Challenge: Find all the lines with "nichts" and gather them.

A run of records
--------

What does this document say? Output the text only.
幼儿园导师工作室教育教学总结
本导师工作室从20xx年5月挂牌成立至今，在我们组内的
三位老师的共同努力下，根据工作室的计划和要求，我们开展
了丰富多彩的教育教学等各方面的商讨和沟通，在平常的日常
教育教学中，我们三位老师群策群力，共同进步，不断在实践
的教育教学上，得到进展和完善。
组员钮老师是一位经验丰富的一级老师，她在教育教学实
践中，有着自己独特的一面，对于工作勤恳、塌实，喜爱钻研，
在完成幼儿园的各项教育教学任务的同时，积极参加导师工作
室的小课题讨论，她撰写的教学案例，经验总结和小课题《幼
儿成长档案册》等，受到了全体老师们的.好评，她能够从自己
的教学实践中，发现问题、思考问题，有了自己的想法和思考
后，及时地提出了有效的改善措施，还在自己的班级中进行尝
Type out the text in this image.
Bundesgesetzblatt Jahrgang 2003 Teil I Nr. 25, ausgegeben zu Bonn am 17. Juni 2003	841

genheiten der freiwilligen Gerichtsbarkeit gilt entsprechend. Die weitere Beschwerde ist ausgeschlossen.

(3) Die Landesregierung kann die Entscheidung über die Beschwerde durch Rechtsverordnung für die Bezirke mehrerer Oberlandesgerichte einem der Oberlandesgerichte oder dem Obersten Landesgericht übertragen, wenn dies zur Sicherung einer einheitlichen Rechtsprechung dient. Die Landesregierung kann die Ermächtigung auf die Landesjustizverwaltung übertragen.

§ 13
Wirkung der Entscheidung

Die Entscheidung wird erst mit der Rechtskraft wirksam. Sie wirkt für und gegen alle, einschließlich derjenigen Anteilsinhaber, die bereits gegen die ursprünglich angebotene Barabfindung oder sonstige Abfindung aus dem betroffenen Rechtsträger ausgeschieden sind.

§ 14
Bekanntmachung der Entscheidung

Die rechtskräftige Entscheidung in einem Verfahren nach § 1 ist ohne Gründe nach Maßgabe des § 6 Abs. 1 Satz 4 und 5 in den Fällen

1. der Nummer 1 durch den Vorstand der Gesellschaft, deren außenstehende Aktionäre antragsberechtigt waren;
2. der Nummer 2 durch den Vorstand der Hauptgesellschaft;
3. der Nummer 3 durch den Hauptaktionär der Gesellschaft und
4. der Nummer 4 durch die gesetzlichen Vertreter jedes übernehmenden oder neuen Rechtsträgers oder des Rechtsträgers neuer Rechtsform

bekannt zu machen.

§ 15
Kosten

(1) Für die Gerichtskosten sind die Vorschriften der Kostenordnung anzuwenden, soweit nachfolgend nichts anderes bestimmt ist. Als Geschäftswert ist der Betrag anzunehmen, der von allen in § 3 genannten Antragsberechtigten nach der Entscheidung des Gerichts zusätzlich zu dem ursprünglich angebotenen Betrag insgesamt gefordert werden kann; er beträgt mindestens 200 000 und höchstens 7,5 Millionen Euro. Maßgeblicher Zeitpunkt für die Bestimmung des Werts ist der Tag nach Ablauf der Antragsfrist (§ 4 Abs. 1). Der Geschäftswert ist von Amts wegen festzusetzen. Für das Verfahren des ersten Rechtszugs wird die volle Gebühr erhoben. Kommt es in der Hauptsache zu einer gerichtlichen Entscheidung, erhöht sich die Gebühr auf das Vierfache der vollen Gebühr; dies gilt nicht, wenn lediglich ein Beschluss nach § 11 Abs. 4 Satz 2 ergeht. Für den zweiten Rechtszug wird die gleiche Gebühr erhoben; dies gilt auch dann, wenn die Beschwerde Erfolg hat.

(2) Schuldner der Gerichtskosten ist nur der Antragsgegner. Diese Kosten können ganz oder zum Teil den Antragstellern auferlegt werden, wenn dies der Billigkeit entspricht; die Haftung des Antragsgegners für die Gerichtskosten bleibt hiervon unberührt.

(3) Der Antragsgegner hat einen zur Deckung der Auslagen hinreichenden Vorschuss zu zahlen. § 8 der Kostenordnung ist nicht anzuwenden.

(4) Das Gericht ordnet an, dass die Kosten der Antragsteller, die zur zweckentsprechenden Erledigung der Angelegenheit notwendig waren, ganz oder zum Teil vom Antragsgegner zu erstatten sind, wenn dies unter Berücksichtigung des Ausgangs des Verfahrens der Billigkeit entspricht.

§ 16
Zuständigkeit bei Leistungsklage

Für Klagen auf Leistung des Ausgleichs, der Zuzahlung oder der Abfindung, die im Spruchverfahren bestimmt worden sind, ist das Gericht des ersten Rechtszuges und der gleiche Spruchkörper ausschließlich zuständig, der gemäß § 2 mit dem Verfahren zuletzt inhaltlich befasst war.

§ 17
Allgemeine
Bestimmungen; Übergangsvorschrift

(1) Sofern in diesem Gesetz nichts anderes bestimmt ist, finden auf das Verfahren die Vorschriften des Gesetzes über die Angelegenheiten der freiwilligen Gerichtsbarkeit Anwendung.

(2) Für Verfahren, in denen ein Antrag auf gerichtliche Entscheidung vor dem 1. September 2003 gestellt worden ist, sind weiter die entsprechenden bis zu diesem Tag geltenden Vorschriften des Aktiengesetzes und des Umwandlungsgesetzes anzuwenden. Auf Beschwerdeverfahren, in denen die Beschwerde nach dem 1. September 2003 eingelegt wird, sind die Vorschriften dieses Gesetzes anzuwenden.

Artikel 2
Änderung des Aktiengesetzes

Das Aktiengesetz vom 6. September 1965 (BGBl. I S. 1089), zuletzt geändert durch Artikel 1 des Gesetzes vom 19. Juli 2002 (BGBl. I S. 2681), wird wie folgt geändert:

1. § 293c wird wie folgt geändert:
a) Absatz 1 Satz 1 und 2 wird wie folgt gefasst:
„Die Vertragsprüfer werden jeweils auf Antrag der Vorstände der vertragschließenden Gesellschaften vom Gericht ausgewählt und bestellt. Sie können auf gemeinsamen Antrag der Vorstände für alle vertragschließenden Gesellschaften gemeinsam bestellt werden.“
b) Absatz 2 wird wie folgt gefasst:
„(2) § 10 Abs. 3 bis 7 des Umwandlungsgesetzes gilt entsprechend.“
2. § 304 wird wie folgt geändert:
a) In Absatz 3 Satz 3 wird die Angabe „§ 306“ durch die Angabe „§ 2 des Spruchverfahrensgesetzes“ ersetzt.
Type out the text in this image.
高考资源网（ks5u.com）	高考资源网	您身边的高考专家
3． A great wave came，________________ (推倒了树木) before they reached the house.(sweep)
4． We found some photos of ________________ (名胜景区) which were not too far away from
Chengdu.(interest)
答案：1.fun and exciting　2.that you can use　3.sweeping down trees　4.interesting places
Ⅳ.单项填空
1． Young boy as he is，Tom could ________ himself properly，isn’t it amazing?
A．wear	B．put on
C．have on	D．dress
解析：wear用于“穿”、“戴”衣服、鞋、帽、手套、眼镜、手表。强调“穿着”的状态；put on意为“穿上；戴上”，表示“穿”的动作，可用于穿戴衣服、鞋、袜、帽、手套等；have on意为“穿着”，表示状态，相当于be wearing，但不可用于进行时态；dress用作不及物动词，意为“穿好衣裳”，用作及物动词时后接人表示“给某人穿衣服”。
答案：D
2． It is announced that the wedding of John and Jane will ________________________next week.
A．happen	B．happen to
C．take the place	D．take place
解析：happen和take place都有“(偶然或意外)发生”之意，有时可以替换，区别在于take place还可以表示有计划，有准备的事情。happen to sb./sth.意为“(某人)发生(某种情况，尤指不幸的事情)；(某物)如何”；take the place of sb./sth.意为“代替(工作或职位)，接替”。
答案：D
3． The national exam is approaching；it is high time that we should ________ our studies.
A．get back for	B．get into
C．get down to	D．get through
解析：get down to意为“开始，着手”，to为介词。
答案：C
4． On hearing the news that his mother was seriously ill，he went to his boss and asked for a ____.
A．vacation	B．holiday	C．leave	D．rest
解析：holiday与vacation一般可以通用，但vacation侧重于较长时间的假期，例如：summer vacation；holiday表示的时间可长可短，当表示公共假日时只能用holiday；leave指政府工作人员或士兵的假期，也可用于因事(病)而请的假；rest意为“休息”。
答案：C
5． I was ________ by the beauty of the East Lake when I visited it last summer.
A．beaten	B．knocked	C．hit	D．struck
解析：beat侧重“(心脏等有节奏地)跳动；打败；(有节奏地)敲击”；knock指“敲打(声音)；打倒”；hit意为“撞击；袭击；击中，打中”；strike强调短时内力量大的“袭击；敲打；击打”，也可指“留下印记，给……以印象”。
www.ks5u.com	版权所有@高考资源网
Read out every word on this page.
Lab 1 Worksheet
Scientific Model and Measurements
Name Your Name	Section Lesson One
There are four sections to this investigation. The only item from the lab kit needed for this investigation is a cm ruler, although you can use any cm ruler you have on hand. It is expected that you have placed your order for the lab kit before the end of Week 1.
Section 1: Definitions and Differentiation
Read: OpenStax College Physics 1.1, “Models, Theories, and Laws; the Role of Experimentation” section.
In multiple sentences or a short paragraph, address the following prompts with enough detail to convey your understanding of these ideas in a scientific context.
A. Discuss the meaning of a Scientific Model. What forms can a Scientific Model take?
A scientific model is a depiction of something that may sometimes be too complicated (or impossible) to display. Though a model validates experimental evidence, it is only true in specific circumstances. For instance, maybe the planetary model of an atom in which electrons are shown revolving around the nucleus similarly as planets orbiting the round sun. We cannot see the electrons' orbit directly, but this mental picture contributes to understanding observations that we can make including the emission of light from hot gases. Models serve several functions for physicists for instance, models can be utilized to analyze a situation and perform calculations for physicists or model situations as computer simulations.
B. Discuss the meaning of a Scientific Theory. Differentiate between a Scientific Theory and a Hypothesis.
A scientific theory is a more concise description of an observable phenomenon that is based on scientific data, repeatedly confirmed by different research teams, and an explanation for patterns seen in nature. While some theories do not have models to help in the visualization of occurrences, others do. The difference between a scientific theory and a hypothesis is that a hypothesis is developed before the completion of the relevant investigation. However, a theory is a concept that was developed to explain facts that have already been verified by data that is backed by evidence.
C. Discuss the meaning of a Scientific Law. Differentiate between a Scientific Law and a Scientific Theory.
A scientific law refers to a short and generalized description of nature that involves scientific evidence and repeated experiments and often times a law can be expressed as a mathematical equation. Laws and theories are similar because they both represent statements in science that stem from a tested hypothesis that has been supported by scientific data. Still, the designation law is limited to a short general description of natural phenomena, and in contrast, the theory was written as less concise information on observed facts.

--------

Final result:
(1) Für die Gerichtskosten sind die Vorschriften der Kostenordnung anzuwenden, soweit nachfolgend nichts anderes bestimmt ist. Als Geschäftswert ist der Betrag anzunehmen, der von allen in § 3 genannten Antragsberechtigten nach der Entscheidung des Gerichts zusätzlich zu dem ursprünglich angebotenen Betrag insgesamt gefordert werden kann; er beträgt mindestens 200 000 und höchstens 7,5 Millionen Euro. Maßgeblicher Zeitpunkt für die Bestimmung des Werts ist der Tag nach Ablauf der Antragsfrist (§ 4 Abs. 1). Der Geschäftswert ist von Amts wegen festzusetzen. Für das Verfahren des ersten Rechtszugs wird die volle Gebühr erhoben. Kommt es in der Hauptsache zu einer gerichtlichen Entscheidung, erhöht sich die Gebühr auf das Vierfache der vollen Gebühr; dies gilt nicht, wenn lediglich ein Beschluss nach § 11 Abs. 4 Satz 2 ergeht. Für den zweiten Rechtszug wird die gleiche Gebühr erhoben; dies gilt auch dann, wenn die Beschwerde Erfolg hat.
(1) Sofern in diesem Gesetz nichts anderes bestimmt ist, finden auf das Verfahren die Vorschriften des Gesetzes über die Angelegenheiten der freiwilligen Gerichtsbarkeit Anwendung.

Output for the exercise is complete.